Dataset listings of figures
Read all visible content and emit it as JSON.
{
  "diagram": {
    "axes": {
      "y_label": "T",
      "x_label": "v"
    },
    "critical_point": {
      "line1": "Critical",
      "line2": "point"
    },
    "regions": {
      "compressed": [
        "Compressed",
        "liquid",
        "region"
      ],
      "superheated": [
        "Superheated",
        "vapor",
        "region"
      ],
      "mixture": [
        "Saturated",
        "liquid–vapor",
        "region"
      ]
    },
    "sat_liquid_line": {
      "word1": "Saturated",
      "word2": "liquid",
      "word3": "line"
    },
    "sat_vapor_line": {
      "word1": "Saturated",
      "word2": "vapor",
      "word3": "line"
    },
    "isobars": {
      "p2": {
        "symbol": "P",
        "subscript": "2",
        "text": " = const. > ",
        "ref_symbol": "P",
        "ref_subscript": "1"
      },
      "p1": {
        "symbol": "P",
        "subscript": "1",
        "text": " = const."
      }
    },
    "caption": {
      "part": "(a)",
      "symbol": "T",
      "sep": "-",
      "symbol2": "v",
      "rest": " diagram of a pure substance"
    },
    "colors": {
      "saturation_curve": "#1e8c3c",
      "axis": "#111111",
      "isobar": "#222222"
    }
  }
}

Job ▸ Reproduce each entry above exactly, keeping every word.

Output of the exercise ▸
Read all visible content and emit it as JSON.
{
  "diagram": {
    "axes": {
      "y_label": "T",
      "x_label": "v"
    },
    "critical_point": {
      "line1": "Critical",
      "line2": "point"
    },
    "regions": {
      "compressed": [
        "Compressed",
        "liquid",
        "region"
      ],
      "superheated": [
        "Superheated",
        "vapor",
        "region"
      ],
      "mixture": [
        "Saturated",
        "liquid–vapor",
        "region"
      ]
    },
    "sat_liquid_line": {
      "word1": "Saturated",
      "word2": "liquid",
      "word3": "line"
    },
    "sat_vapor_line": {
      "word1": "Saturated",
      "word2": "vapor",
      "word3": "line"
    },
    "isobars": {
      "p2": {
        "symbol": "P",
        "subscript": "2",
        "text": " = const. > ",
        "ref_symbol": "P",
        "ref_subscript": "1"
      },
      "p1": {
        "symbol": "P",
        "subscript": "1",
        "text": " = const."
      }
    },
    "caption": {
      "part": "(a)",
      "symbol": "T",
      "sep": "-",
      "symbol2": "v",
      "rest": " diagram of a pure substance"
    },
    "colors": {
      "saturation_curve": "#1e8c3c",
      "axis": "#111111",
      "isobar": "#222222"
    }
  }
}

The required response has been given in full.